[[ Text shown open ]]
Tuesday, November 15, 2005

Day 14: Fort Stockton, Texas

Hello my friends,
A rest day in Fort Stockton as there were instruments conditions along my proposed route and I wanted no part of them combined with gusty winds up to 30 knots. So I stayed put and occupied myself by catching up on some sleep, another run around the golf course, watching some business jets fly in, and looked at a bunch of displays at the local airplane mechanic school which is in the next hanger over. So all in all a successful day, though I hope to make it to Houston tomorrow. I had initially hoped to make it to the southern Texas border but a quick look at the chart shows numerous restricted areas, military operating areas military air bases and defense zones. Not wanted to get shot down by doing something wrong, I’m electing to head direct for astronaut land.
[[ Text shown closed ]]
**Work instructions:** List the activities the Fort Stockton post says filled the rest day. The entries that come after this post are from a different source.
[[ Data for review open ]]
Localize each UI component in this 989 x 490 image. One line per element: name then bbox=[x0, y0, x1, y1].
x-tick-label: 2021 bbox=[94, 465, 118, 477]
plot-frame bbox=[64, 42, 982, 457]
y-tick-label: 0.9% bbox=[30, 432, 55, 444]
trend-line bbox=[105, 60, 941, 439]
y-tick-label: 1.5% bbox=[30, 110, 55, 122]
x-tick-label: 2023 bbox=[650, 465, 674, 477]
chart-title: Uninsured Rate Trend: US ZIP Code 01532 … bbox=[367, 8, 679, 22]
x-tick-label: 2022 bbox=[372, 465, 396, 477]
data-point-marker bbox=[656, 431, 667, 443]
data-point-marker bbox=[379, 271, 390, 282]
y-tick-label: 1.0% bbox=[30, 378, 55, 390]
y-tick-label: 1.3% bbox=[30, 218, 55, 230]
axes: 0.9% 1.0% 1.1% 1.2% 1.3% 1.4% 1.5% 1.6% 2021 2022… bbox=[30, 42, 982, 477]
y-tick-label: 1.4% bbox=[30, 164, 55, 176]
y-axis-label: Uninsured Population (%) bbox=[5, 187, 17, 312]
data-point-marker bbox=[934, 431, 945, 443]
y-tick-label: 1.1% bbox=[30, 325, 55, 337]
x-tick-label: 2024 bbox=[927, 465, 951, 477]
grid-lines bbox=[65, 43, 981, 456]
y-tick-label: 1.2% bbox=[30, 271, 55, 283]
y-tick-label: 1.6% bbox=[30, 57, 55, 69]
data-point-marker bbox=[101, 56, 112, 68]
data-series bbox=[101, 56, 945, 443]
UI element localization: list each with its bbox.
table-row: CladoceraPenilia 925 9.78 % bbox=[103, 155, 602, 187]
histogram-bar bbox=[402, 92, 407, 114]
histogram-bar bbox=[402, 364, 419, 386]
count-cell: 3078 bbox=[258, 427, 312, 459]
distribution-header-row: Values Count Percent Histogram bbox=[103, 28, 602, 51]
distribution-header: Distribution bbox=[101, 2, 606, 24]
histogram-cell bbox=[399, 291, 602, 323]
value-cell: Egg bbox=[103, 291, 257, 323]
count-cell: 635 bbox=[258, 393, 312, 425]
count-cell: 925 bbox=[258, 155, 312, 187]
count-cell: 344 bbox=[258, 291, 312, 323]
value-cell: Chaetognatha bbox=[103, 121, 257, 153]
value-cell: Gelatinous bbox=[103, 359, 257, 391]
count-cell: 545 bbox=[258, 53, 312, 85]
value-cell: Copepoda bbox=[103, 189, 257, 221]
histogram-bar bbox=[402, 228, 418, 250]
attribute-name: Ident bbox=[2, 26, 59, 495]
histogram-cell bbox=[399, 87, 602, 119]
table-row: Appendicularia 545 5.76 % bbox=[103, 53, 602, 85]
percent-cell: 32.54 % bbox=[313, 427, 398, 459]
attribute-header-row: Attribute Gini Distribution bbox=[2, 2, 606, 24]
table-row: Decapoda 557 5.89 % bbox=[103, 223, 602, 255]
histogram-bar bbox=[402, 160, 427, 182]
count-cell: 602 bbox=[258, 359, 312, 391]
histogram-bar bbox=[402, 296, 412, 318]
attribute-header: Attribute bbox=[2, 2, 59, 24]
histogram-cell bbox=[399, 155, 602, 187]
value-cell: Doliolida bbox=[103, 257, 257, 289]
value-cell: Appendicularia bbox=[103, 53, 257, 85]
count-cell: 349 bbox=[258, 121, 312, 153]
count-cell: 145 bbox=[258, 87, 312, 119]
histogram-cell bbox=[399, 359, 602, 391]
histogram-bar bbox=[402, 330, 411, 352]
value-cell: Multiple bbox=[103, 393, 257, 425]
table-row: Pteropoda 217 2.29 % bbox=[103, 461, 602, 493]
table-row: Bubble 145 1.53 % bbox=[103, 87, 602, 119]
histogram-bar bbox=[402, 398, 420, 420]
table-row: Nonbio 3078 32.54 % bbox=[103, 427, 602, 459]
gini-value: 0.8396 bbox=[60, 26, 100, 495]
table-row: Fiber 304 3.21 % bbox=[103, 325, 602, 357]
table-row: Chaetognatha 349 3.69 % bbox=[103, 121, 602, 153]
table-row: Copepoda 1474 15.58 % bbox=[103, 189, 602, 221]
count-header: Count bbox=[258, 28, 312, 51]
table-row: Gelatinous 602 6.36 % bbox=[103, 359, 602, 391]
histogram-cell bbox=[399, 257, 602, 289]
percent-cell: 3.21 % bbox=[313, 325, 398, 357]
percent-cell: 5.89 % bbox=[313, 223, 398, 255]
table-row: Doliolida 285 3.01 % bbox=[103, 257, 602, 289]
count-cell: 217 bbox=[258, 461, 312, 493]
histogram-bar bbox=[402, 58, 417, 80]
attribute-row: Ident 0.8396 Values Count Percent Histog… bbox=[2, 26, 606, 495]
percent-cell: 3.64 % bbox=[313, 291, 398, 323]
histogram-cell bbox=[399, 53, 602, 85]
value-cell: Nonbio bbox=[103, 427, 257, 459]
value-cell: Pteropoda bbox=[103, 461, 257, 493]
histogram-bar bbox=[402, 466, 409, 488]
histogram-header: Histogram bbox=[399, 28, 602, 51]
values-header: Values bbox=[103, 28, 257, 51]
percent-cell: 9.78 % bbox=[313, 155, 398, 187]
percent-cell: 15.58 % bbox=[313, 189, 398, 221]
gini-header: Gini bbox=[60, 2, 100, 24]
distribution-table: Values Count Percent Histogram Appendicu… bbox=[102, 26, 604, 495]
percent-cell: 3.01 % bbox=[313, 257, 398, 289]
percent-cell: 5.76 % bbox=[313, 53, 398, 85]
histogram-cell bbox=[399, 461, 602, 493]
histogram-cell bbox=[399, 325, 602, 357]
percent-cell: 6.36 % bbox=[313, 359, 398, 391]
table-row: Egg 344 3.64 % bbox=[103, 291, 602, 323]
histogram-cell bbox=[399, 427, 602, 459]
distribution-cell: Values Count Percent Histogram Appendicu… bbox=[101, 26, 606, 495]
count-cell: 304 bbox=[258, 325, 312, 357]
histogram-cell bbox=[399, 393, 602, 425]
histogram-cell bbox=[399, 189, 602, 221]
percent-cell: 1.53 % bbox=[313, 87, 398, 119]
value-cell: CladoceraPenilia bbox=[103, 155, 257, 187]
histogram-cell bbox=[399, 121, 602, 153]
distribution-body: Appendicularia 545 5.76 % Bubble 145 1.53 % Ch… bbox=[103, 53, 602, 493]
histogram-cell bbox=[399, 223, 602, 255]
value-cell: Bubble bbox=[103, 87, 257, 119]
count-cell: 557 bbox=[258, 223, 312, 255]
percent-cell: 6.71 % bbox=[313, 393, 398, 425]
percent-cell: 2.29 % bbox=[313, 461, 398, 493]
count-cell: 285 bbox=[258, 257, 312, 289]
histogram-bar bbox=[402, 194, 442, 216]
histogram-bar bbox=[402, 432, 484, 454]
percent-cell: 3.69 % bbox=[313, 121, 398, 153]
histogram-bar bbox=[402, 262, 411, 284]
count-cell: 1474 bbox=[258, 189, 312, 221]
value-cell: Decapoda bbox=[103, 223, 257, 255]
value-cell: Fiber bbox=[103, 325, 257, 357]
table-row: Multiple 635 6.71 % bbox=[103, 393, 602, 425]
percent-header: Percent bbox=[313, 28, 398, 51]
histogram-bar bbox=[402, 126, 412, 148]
[[ Data for review closed ]]
**Solution to this problem:**
- Catching up on some sleep
- Another run around the golf course
- Watching some business jets fly in
- Looking at a bunch of displays at the local airplane mechanic school in the next hangar over